Collection entries
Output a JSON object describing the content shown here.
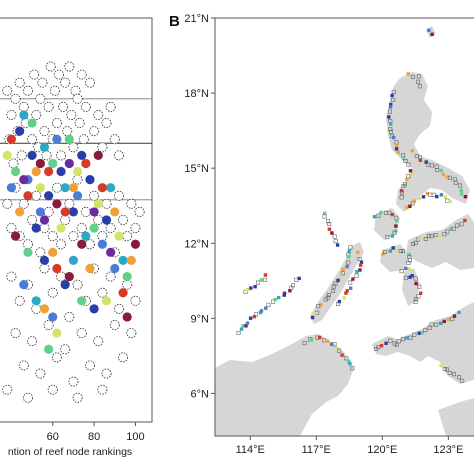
{
  "chart_data": [
    {
      "type": "scatter",
      "panel": "A",
      "xlabel": "ntion of reef node rankings",
      "xlim": [
        34,
        108
      ],
      "ylim": [
        0,
        100
      ],
      "xticks": [
        60,
        80,
        100
      ],
      "hlines": [
        80,
        69,
        55
      ],
      "grid": false,
      "series": [
        {
          "color": "#ffffff",
          "values": [
            [
              34,
              76
            ],
            [
              36,
              68
            ],
            [
              38,
              82
            ],
            [
              39,
              70
            ],
            [
              40,
              76
            ],
            [
              41,
              64
            ],
            [
              42,
              80
            ],
            [
              43,
              72
            ],
            [
              44,
              84
            ],
            [
              45,
              66
            ],
            [
              46,
              78
            ],
            [
              47,
              74
            ],
            [
              48,
              82
            ],
            [
              50,
              70
            ],
            [
              51,
              86
            ],
            [
              52,
              76
            ],
            [
              53,
              68
            ],
            [
              54,
              80
            ],
            [
              55,
              84
            ],
            [
              56,
              72
            ],
            [
              57,
              66
            ],
            [
              58,
              78
            ],
            [
              59,
              88
            ],
            [
              60,
              70
            ],
            [
              61,
              82
            ],
            [
              62,
              74
            ],
            [
              63,
              86
            ],
            [
              64,
              66
            ],
            [
              65,
              78
            ],
            [
              66,
              84
            ],
            [
              67,
              72
            ],
            [
              68,
              88
            ],
            [
              69,
              76
            ],
            [
              70,
              68
            ],
            [
              71,
              82
            ],
            [
              72,
              80
            ],
            [
              73,
              74
            ],
            [
              74,
              86
            ],
            [
              75,
              70
            ],
            [
              76,
              78
            ],
            [
              78,
              84
            ],
            [
              80,
              72
            ],
            [
              82,
              76
            ],
            [
              84,
              68
            ],
            [
              86,
              74
            ],
            [
              88,
              78
            ],
            [
              90,
              70
            ],
            [
              92,
              66
            ],
            [
              38,
              54
            ],
            [
              40,
              48
            ],
            [
              42,
              58
            ],
            [
              44,
              46
            ],
            [
              46,
              54
            ],
            [
              48,
              44
            ],
            [
              50,
              50
            ],
            [
              52,
              56
            ],
            [
              54,
              42
            ],
            [
              56,
              48
            ],
            [
              58,
              52
            ],
            [
              60,
              46
            ],
            [
              62,
              58
            ],
            [
              64,
              44
            ],
            [
              66,
              50
            ],
            [
              68,
              54
            ],
            [
              70,
              46
            ],
            [
              72,
              60
            ],
            [
              74,
              48
            ],
            [
              76,
              52
            ],
            [
              78,
              44
            ],
            [
              80,
              56
            ],
            [
              82,
              50
            ],
            [
              84,
              46
            ],
            [
              86,
              54
            ],
            [
              88,
              48
            ],
            [
              90,
              42
            ],
            [
              92,
              56
            ],
            [
              94,
              50
            ],
            [
              96,
              46
            ],
            [
              98,
              54
            ],
            [
              100,
              48
            ],
            [
              102,
              52
            ],
            [
              36,
              40
            ],
            [
              40,
              36
            ],
            [
              44,
              30
            ],
            [
              48,
              34
            ],
            [
              52,
              28
            ],
            [
              56,
              38
            ],
            [
              60,
              32
            ],
            [
              64,
              36
            ],
            [
              68,
              26
            ],
            [
              72,
              34
            ],
            [
              76,
              30
            ],
            [
              80,
              38
            ],
            [
              84,
              32
            ],
            [
              88,
              36
            ],
            [
              92,
              28
            ],
            [
              96,
              34
            ],
            [
              100,
              30
            ],
            [
              42,
              22
            ],
            [
              50,
              20
            ],
            [
              58,
              24
            ],
            [
              66,
              18
            ],
            [
              74,
              22
            ],
            [
              82,
              20
            ],
            [
              90,
              24
            ],
            [
              98,
              22
            ],
            [
              46,
              14
            ],
            [
              54,
              12
            ],
            [
              62,
              16
            ],
            [
              70,
              10
            ],
            [
              78,
              14
            ],
            [
              86,
              12
            ],
            [
              94,
              16
            ],
            [
              38,
              8
            ],
            [
              48,
              6
            ],
            [
              60,
              8
            ],
            [
              72,
              6
            ],
            [
              84,
              8
            ]
          ]
        },
        {
          "color": "#2b3ea8",
          "values": [
            [
              44,
              72
            ],
            [
              50,
              66
            ],
            [
              58,
              56
            ],
            [
              64,
              62
            ],
            [
              70,
              52
            ],
            [
              78,
              60
            ],
            [
              86,
              50
            ],
            [
              56,
              40
            ],
            [
              66,
              34
            ],
            [
              80,
              28
            ],
            [
              74,
              66
            ],
            [
              52,
              48
            ]
          ]
        },
        {
          "color": "#4a7dd6",
          "values": [
            [
              40,
              58
            ],
            [
              48,
              60
            ],
            [
              54,
              52
            ],
            [
              62,
              70
            ],
            [
              72,
              56
            ],
            [
              84,
              44
            ],
            [
              90,
              38
            ],
            [
              60,
              26
            ],
            [
              46,
              34
            ]
          ]
        },
        {
          "color": "#2ea8c8",
          "values": [
            [
              46,
              76
            ],
            [
              56,
              68
            ],
            [
              66,
              58
            ],
            [
              76,
              46
            ],
            [
              88,
              58
            ],
            [
              94,
              40
            ],
            [
              52,
              30
            ],
            [
              70,
              40
            ]
          ]
        },
        {
          "color": "#5fd18a",
          "values": [
            [
              42,
              62
            ],
            [
              50,
              74
            ],
            [
              60,
              64
            ],
            [
              68,
              70
            ],
            [
              80,
              48
            ],
            [
              96,
              36
            ],
            [
              58,
              18
            ],
            [
              74,
              30
            ],
            [
              48,
              42
            ]
          ]
        },
        {
          "color": "#d6e36a",
          "values": [
            [
              38,
              66
            ],
            [
              54,
              58
            ],
            [
              64,
              48
            ],
            [
              72,
              62
            ],
            [
              82,
              54
            ],
            [
              92,
              46
            ],
            [
              62,
              22
            ],
            [
              86,
              30
            ]
          ]
        },
        {
          "color": "#f0a23a",
          "values": [
            [
              44,
              52
            ],
            [
              52,
              62
            ],
            [
              60,
              42
            ],
            [
              70,
              58
            ],
            [
              78,
              38
            ],
            [
              90,
              52
            ],
            [
              56,
              28
            ],
            [
              98,
              40
            ]
          ]
        },
        {
          "color": "#d63b2a",
          "values": [
            [
              40,
              70
            ],
            [
              48,
              56
            ],
            [
              58,
              62
            ],
            [
              66,
              52
            ],
            [
              76,
              64
            ],
            [
              84,
              58
            ],
            [
              62,
              38
            ],
            [
              94,
              32
            ]
          ]
        },
        {
          "color": "#8a1a3c",
          "values": [
            [
              42,
              46
            ],
            [
              54,
              64
            ],
            [
              62,
              54
            ],
            [
              74,
              44
            ],
            [
              82,
              66
            ],
            [
              96,
              26
            ],
            [
              68,
              36
            ],
            [
              100,
              44
            ]
          ]
        },
        {
          "color": "#6a2aa0",
          "values": [
            [
              46,
              60
            ],
            [
              56,
              50
            ],
            [
              68,
              64
            ],
            [
              80,
              52
            ],
            [
              88,
              42
            ]
          ]
        }
      ]
    },
    {
      "type": "map",
      "panel": "B",
      "panel_label": "B",
      "xticks": [
        "114°E",
        "117°E",
        "120°E",
        "123°E"
      ],
      "yticks": [
        "6°N",
        "9°N",
        "12°N",
        "15°N",
        "18°N",
        "21°N"
      ],
      "lon_range": [
        112.4,
        124.3
      ],
      "lat_range": [
        4.3,
        21
      ],
      "land_color": "#d6d6d6",
      "reef_colors": [
        "#2b3ea8",
        "#4a7dd6",
        "#2ea8c8",
        "#5fd18a",
        "#d6e36a",
        "#f0a23a",
        "#d63b2a",
        "#8a1a3c"
      ]
    }
  ]
}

• [STATED TASK]: Each line in the records above should be reproduced exactly; images are not copied.

• [THE COMPLETED TASK]:
Output a JSON object describing the content shown here.
{
  "chart_data": [
    {
      "type": "scatter",
      "panel": "A",
      "xlabel": "ntion of reef node rankings",
      "xlim": [
        34,
        108
      ],
      "ylim": [
        0,
        100
      ],
      "xticks": [
        60,
        80,
        100
      ],
      "hlines": [
        80,
        69,
        55
      ],
      "grid": false,
      "series": [
        {
          "color": "#ffffff",
          "values": [
            [
              34,
              76
            ],
            [
              36,
              68
            ],
            [
              38,
              82
            ],
            [
              39,
              70
            ],
            [
              40,
              76
            ],
            [
              41,
              64
            ],
            [
              42,
              80
            ],
            [
              43,
              72
            ],
            [
              44,
              84
            ],
            [
              45,
              66
            ],
            [
              46,
              78
            ],
            [
              47,
              74
            ],
            [
              48,
              82
            ],
            [
              50,
              70
            ],
            [
              51,
              86
            ],
            [
              52,
              76
            ],
            [
              53,
              68
            ],
            [
              54,
              80
            ],
            [
              55,
              84
            ],
            [
              56,
              72
            ],
            [
              57,
              66
            ],
            [
              58,
              78
            ],
            [
              59,
              88
            ],
            [
              60,
              70
            ],
            [
              61,
              82
            ],
            [
              62,
              74
            ],
            [
              63,
              86
            ],
            [
              64,
              66
            ],
            [
              65,
              78
            ],
            [
              66,
              84
            ],
            [
              67,
              72
            ],
            [
              68,
              88
            ],
            [
              69,
              76
            ],
            [
              70,
              68
            ],
            [
              71,
              82
            ],
            [
              72,
              80
            ],
            [
              73,
              74
            ],
            [
              74,
              86
            ],
            [
              75,
              70
            ],
            [
              76,
              78
            ],
            [
              78,
              84
            ],
            [
              80,
              72
            ],
            [
              82,
              76
            ],
            [
              84,
              68
            ],
            [
              86,
              74
            ],
            [
              88,
              78
            ],
            [
              90,
              70
            ],
            [
              92,
              66
            ],
            [
              38,
              54
            ],
            [
              40,
              48
            ],
            [
              42,
              58
            ],
            [
              44,
              46
            ],
            [
              46,
              54
            ],
            [
              48,
              44
            ],
            [
              50,
              50
            ],
            [
              52,
              56
            ],
            [
              54,
              42
            ],
            [
              56,
              48
            ],
            [
              58,
              52
            ],
            [
              60,
              46
            ],
            [
              62,
              58
            ],
            [
              64,
              44
            ],
            [
              66,
              50
            ],
            [
              68,
              54
            ],
            [
              70,
              46
            ],
            [
              72,
              60
            ],
            [
              74,
              48
            ],
            [
              76,
              52
            ],
            [
              78,
              44
            ],
            [
              80,
              56
            ],
            [
              82,
              50
            ],
            [
              84,
              46
            ],
            [
              86,
              54
            ],
            [
              88,
              48
            ],
            [
              90,
              42
            ],
            [
              92,
              56
            ],
            [
              94,
              50
            ],
            [
              96,
              46
            ],
            [
              98,
              54
            ],
            [
              100,
              48
            ],
            [
              102,
              52
            ],
            [
              36,
              40
            ],
            [
              40,
              36
            ],
            [
              44,
              30
            ],
            [
              48,
              34
            ],
            [
              52,
              28
            ],
            [
              56,
              38
            ],
            [
              60,
              32
            ],
            [
              64,
              36
            ],
            [
              68,
              26
            ],
            [
              72,
              34
            ],
            [
              76,
              30
            ],
            [
              80,
              38
            ],
            [
              84,
              32
            ],
            [
              88,
              36
            ],
            [
              92,
              28
            ],
            [
              96,
              34
            ],
            [
              100,
              30
            ],
            [
              42,
              22
            ],
            [
              50,
              20
            ],
            [
              58,
              24
            ],
            [
              66,
              18
            ],
            [
              74,
              22
            ],
            [
              82,
              20
            ],
            [
              90,
              24
            ],
            [
              98,
              22
            ],
            [
              46,
              14
            ],
            [
              54,
              12
            ],
            [
              62,
              16
            ],
            [
              70,
              10
            ],
            [
              78,
              14
            ],
            [
              86,
              12
            ],
            [
              94,
              16
            ],
            [
              38,
              8
            ],
            [
              48,
              6
            ],
            [
              60,
              8
            ],
            [
              72,
              6
            ],
            [
              84,
              8
            ]
          ]
        },
        {
          "color": "#2b3ea8",
          "values": [
            [
              44,
              72
            ],
            [
              50,
              66
            ],
            [
              58,
              56
            ],
            [
              64,
              62
            ],
            [
              70,
              52
            ],
            [
              78,
              60
            ],
            [
              86,
              50
            ],
            [
              56,
              40
            ],
            [
              66,
              34
            ],
            [
              80,
              28
            ],
            [
              74,
              66
            ],
            [
              52,
              48
            ]
          ]
        },
        {
          "color": "#4a7dd6",
          "values": [
            [
              40,
              58
            ],
            [
              48,
              60
            ],
            [
              54,
              52
            ],
            [
              62,
              70
            ],
            [
              72,
              56
            ],
            [
              84,
              44
            ],
            [
              90,
              38
            ],
            [
              60,
              26
            ],
            [
              46,
              34
            ]
          ]
        },
        {
          "color": "#2ea8c8",
          "values": [
            [
              46,
              76
            ],
            [
              56,
              68
            ],
            [
              66,
              58
            ],
            [
              76,
              46
            ],
            [
              88,
              58
            ],
            [
              94,
              40
            ],
            [
              52,
              30
            ],
            [
              70,
              40
            ]
          ]
        },
        {
          "color": "#5fd18a",
          "values": [
            [
              42,
              62
            ],
            [
              50,
              74
            ],
            [
              60,
              64
            ],
            [
              68,
              70
            ],
            [
              80,
              48
            ],
            [
              96,
              36
            ],
            [
              58,
              18
            ],
            [
              74,
              30
            ],
            [
              48,
              42
            ]
          ]
        },
        {
          "color": "#d6e36a",
          "values": [
            [
              38,
              66
            ],
            [
              54,
              58
            ],
            [
              64,
              48
            ],
            [
              72,
              62
            ],
            [
              82,
              54
            ],
            [
              92,
              46
            ],
            [
              62,
              22
            ],
            [
              86,
              30
            ]
          ]
        },
        {
          "color": "#f0a23a",
          "values": [
            [
              44,
              52
            ],
            [
              52,
              62
            ],
            [
              60,
              42
            ],
            [
              70,
              58
            ],
            [
              78,
              38
            ],
            [
              90,
              52
            ],
            [
              56,
              28
            ],
            [
              98,
              40
            ]
          ]
        },
        {
          "color": "#d63b2a",
          "values": [
            [
              40,
              70
            ],
            [
              48,
              56
            ],
            [
              58,
              62
            ],
            [
              66,
              52
            ],
            [
              76,
              64
            ],
            [
              84,
              58
            ],
            [
              62,
              38
            ],
            [
              94,
              32
            ]
          ]
        },
        {
          "color": "#8a1a3c",
          "values": [
            [
              42,
              46
            ],
            [
              54,
              64
            ],
            [
              62,
              54
            ],
            [
              74,
              44
            ],
            [
              82,
              66
            ],
            [
              96,
              26
            ],
            [
              68,
              36
            ],
            [
              100,
              44
            ]
          ]
        },
        {
          "color": "#6a2aa0",
          "values": [
            [
              46,
              60
            ],
            [
              56,
              50
            ],
            [
              68,
              64
            ],
            [
              80,
              52
            ],
            [
              88,
              42
            ]
          ]
        }
      ]
    },
    {
      "type": "map",
      "panel": "B",
      "panel_label": "B",
      "xticks": [
        "114°E",
        "117°E",
        "120°E",
        "123°E"
      ],
      "yticks": [
        "6°N",
        "9°N",
        "12°N",
        "15°N",
        "18°N",
        "21°N"
      ],
      "lon_range": [
        112.4,
        124.3
      ],
      "lat_range": [
        4.3,
        21
      ],
      "land_color": "#d6d6d6",
      "reef_colors": [
        "#2b3ea8",
        "#4a7dd6",
        "#2ea8c8",
        "#5fd18a",
        "#d6e36a",
        "#f0a23a",
        "#d63b2a",
        "#8a1a3c"
      ]
    }
  ]
}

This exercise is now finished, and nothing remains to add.